**Short task**
Without altering anything, output the material below.

[Stored items from a collection]
------------------------------------------------
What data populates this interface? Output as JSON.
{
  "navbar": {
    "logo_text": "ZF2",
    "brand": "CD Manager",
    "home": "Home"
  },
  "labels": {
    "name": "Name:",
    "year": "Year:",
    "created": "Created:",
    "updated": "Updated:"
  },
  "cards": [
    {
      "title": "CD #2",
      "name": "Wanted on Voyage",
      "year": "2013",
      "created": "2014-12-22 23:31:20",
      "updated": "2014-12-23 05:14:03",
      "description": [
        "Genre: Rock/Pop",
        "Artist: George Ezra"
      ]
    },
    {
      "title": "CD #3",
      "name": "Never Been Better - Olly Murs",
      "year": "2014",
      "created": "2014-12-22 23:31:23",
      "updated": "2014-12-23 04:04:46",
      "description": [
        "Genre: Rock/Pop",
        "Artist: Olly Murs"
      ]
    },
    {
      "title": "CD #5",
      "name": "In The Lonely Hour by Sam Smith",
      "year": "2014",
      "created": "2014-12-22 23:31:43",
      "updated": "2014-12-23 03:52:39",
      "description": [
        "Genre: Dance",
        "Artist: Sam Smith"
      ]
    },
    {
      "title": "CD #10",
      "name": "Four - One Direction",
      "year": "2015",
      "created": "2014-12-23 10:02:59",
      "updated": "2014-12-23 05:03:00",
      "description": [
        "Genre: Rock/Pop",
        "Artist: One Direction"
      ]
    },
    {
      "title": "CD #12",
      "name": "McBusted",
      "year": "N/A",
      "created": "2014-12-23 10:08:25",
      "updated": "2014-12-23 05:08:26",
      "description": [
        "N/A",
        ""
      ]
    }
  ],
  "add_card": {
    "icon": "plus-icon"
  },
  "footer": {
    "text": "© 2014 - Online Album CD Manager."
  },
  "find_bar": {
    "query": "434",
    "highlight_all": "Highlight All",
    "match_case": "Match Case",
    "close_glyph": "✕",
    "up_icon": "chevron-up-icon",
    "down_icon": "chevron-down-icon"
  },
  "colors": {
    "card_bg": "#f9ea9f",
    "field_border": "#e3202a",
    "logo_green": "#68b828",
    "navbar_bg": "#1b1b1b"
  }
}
------------------------------------------------
**Exercise result**
What data populates this interface? Output as JSON.
{
  "navbar": {
    "logo_text": "ZF2",
    "brand": "CD Manager",
    "home": "Home"
  },
  "labels": {
    "name": "Name:",
    "year": "Year:",
    "created": "Created:",
    "updated": "Updated:"
  },
  "cards": [
    {
      "title": "CD #2",
      "name": "Wanted on Voyage",
      "year": "2013",
      "created": "2014-12-22 23:31:20",
      "updated": "2014-12-23 05:14:03",
      "description": [
        "Genre: Rock/Pop",
        "Artist: George Ezra"
      ]
    },
    {
      "title": "CD #3",
      "name": "Never Been Better - Olly Murs",
      "year": "2014",
      "created": "2014-12-22 23:31:23",
      "updated": "2014-12-23 04:04:46",
      "description": [
        "Genre: Rock/Pop",
        "Artist: Olly Murs"
      ]
    },
    {
      "title": "CD #5",
      "name": "In The Lonely Hour by Sam Smith",
      "year": "2014",
      "created": "2014-12-22 23:31:43",
      "updated": "2014-12-23 03:52:39",
      "description": [
        "Genre: Dance",
        "Artist: Sam Smith"
      ]
    },
    {
      "title": "CD #10",
      "name": "Four - One Direction",
      "year": "2015",
      "created": "2014-12-23 10:02:59",
      "updated": "2014-12-23 05:03:00",
      "description": [
        "Genre: Rock/Pop",
        "Artist: One Direction"
      ]
    },
    {
      "title": "CD #12",
      "name": "McBusted",
      "year": "N/A",
      "created": "2014-12-23 10:08:25",
      "updated": "2014-12-23 05:08:26",
      "description": [
        "N/A",
        ""
      ]
    }
  ],
  "add_card": {
    "icon": "plus-icon"
  },
  "footer": {
    "text": "© 2014 - Online Album CD Manager."
  },
  "find_bar": {
    "query": "434",
    "highlight_all": "Highlight All",
    "match_case": "Match Case",
    "close_glyph": "✕",
    "up_icon": "chevron-up-icon",
    "down_icon": "chevron-down-icon"
  },
  "colors": {
    "card_bg": "#f9ea9f",
    "field_border": "#e3202a",
    "logo_green": "#68b828",
    "navbar_bg": "#1b1b1b"
  }
}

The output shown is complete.